▶ _HOW TO COMPLETE THIS TASK_:
Below are entries to examine: work out how many lines contain the word "screenshot", and give only that number.

──────────

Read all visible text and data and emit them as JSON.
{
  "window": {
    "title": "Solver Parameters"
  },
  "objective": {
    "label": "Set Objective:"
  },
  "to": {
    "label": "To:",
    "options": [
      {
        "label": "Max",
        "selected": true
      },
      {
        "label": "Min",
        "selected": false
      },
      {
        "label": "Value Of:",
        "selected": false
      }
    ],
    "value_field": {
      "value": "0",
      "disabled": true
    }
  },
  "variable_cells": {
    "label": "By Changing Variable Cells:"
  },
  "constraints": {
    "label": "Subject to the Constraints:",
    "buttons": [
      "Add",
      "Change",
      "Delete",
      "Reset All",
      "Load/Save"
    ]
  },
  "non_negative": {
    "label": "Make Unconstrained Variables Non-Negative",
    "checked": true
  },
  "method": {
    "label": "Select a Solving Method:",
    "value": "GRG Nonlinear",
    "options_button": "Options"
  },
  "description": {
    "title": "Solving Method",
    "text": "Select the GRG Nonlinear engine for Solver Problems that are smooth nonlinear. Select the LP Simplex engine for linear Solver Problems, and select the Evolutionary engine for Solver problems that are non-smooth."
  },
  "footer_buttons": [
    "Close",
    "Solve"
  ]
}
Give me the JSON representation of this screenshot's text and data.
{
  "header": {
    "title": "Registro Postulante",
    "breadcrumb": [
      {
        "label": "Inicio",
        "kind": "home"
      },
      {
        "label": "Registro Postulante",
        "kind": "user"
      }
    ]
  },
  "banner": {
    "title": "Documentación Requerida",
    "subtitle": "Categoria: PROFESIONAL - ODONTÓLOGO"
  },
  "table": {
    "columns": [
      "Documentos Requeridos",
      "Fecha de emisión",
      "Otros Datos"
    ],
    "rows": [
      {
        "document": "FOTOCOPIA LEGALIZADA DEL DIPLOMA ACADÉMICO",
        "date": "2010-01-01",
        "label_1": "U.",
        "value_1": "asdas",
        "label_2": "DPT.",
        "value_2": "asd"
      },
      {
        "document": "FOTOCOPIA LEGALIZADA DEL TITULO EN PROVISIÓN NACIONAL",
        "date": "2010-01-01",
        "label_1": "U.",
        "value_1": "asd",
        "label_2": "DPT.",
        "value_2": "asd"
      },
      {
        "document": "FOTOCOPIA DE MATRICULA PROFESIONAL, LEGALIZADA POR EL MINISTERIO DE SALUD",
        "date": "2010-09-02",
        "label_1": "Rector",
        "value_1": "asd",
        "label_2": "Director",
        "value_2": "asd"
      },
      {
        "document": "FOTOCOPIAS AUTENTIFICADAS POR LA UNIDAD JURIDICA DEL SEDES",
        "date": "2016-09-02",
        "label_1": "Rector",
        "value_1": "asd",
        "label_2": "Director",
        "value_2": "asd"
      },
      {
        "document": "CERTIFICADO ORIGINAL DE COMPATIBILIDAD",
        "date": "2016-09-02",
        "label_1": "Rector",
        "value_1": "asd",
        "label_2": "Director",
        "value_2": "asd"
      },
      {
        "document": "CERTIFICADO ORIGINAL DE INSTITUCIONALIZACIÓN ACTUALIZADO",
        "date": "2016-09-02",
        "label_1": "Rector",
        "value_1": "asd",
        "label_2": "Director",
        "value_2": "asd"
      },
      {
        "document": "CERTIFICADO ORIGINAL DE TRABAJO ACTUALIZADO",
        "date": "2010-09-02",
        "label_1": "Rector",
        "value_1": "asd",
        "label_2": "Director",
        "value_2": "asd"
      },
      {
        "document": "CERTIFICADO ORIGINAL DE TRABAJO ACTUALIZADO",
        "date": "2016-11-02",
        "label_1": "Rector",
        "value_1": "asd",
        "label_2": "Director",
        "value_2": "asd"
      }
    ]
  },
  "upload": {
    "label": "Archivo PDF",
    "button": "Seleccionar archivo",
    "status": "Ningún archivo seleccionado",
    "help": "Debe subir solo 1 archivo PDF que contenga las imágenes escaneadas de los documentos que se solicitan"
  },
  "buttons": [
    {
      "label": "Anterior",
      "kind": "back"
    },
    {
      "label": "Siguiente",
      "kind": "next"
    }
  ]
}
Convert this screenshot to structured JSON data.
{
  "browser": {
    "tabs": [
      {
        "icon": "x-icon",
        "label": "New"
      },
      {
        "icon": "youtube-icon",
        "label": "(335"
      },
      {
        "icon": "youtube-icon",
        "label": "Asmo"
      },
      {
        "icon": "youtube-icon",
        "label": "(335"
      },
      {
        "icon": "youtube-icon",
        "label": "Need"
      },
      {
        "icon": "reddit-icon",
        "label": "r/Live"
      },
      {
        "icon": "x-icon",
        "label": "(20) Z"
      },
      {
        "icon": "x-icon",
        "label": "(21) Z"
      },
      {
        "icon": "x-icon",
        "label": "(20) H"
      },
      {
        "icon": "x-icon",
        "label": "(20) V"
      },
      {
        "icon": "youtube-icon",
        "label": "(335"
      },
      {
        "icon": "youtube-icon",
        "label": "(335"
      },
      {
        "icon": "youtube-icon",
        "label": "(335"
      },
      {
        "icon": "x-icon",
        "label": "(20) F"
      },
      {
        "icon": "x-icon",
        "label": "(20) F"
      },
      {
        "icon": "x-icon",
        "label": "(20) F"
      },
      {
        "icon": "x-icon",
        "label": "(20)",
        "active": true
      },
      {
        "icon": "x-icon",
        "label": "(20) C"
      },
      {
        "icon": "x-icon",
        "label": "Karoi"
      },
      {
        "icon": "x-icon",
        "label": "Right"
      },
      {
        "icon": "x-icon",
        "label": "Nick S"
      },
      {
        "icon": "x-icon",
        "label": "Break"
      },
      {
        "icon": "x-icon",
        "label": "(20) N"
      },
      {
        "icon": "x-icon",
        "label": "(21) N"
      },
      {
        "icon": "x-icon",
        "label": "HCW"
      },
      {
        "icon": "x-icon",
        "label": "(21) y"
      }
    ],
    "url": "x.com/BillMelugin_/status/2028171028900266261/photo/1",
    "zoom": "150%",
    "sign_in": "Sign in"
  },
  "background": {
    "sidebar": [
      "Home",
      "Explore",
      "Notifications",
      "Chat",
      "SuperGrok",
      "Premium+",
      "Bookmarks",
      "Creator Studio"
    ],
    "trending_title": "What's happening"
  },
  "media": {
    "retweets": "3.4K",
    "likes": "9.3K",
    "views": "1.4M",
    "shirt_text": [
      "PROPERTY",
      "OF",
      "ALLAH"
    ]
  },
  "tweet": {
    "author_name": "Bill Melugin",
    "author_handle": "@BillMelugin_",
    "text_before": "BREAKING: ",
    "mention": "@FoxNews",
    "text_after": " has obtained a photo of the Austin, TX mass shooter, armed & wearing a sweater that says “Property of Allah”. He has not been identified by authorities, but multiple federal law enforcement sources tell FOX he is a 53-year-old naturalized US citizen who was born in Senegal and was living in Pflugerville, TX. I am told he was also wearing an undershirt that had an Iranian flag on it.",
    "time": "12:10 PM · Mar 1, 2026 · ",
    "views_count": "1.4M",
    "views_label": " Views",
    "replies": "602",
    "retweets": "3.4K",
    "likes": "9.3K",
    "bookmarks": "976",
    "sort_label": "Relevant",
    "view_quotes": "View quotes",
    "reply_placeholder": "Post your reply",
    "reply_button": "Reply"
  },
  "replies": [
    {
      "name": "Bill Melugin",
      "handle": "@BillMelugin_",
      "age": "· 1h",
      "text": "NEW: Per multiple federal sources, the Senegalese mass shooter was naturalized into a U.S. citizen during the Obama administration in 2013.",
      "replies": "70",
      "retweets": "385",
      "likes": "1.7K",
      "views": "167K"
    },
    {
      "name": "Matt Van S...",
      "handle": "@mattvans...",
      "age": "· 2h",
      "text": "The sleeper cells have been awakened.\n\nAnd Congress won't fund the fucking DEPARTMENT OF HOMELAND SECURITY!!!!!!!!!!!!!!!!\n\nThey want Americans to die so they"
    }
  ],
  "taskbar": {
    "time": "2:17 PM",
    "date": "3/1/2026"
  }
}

──────────

▶ _ANSWER BOX_:
2